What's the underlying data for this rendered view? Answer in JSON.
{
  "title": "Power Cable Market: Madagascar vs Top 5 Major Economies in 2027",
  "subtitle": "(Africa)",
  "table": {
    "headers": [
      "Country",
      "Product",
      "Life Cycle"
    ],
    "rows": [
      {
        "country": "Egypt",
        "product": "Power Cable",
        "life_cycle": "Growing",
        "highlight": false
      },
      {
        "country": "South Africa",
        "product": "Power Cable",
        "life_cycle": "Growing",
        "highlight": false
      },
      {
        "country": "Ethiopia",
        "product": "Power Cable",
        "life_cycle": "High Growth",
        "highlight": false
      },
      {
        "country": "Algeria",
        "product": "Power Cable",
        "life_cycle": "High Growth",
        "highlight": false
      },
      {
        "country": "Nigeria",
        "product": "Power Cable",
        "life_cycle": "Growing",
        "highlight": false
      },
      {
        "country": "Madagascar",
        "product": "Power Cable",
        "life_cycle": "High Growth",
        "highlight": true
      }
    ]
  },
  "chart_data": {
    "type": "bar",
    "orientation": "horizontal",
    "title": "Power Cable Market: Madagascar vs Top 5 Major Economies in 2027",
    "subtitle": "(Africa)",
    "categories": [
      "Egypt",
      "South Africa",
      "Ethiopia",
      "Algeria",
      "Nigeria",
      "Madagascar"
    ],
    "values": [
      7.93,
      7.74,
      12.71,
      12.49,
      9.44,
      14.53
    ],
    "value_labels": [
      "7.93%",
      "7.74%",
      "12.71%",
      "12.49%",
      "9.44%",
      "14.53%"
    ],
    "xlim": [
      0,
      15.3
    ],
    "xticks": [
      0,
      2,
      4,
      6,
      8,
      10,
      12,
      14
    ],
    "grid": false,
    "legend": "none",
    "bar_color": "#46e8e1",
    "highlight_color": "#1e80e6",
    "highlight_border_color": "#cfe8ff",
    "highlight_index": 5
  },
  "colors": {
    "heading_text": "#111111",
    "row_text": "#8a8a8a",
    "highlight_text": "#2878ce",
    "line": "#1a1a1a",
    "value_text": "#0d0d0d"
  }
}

==

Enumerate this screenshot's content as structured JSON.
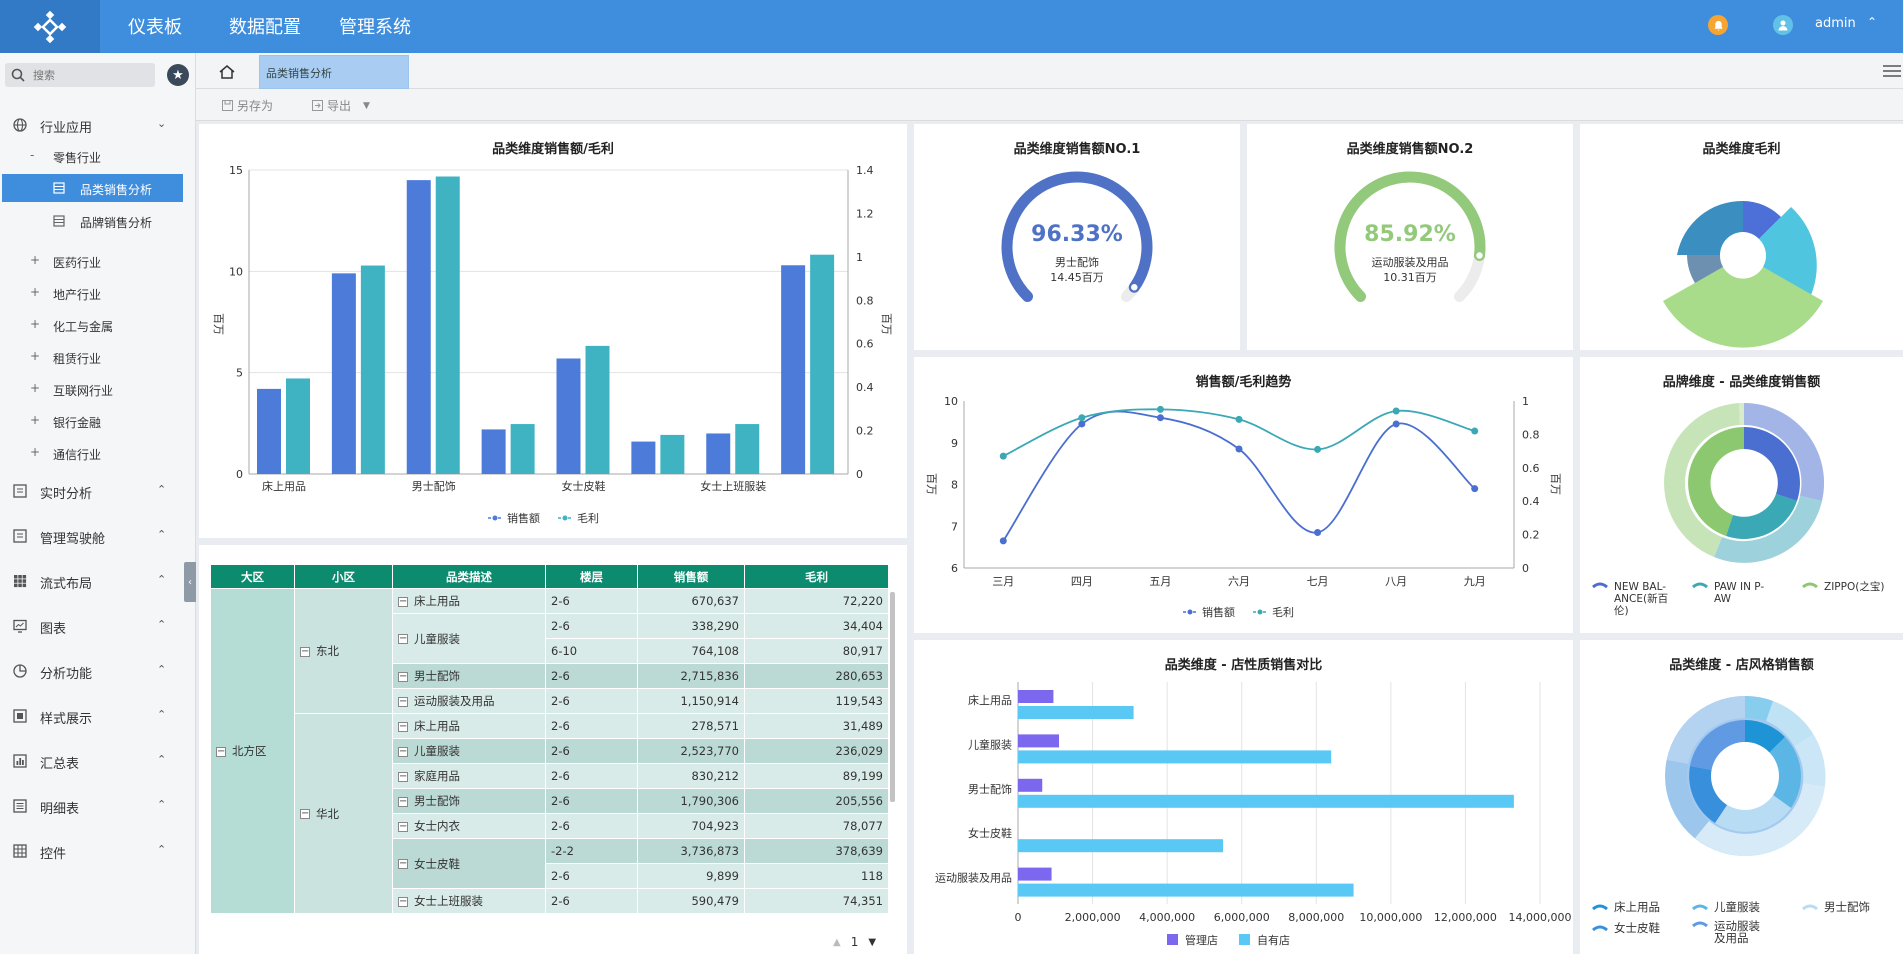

==

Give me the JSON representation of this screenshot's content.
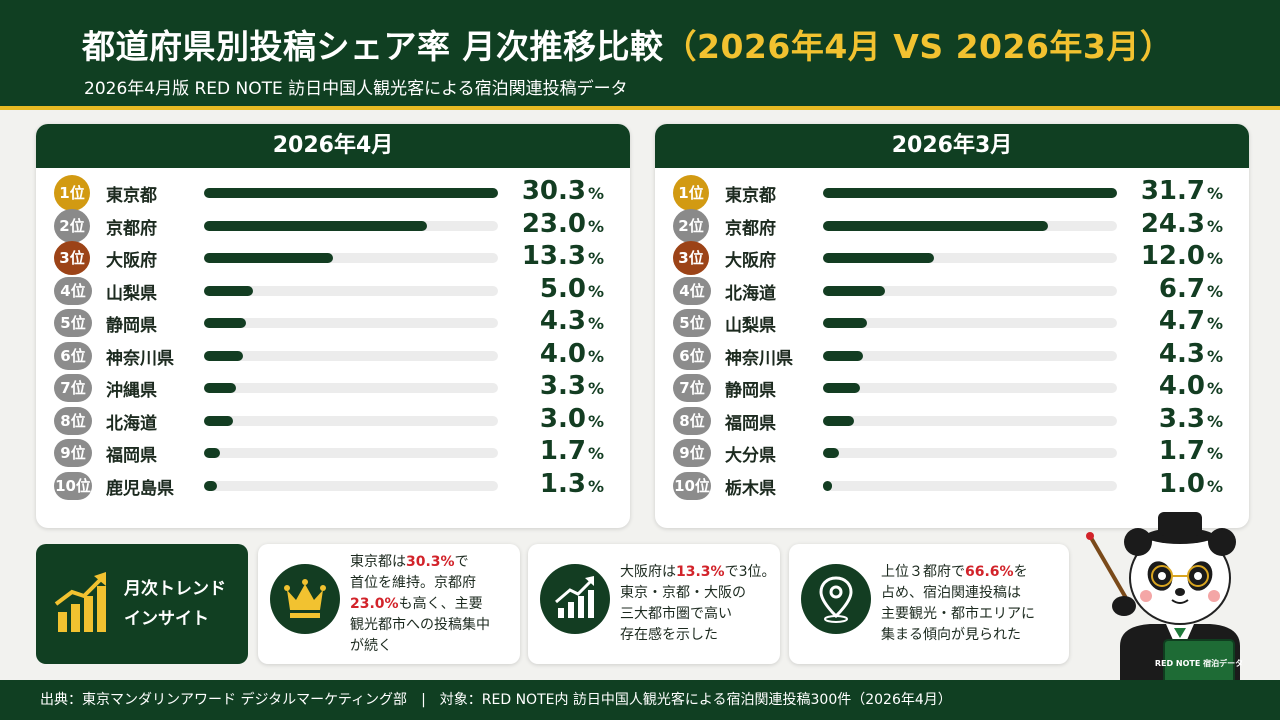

BRIEF:
Copy down every line of the entries containing the word "screenshot".

FINAL RESULT:
Enumerate this screenshot's content as structured JSON.
Give me the JSON representation of this screenshot's content.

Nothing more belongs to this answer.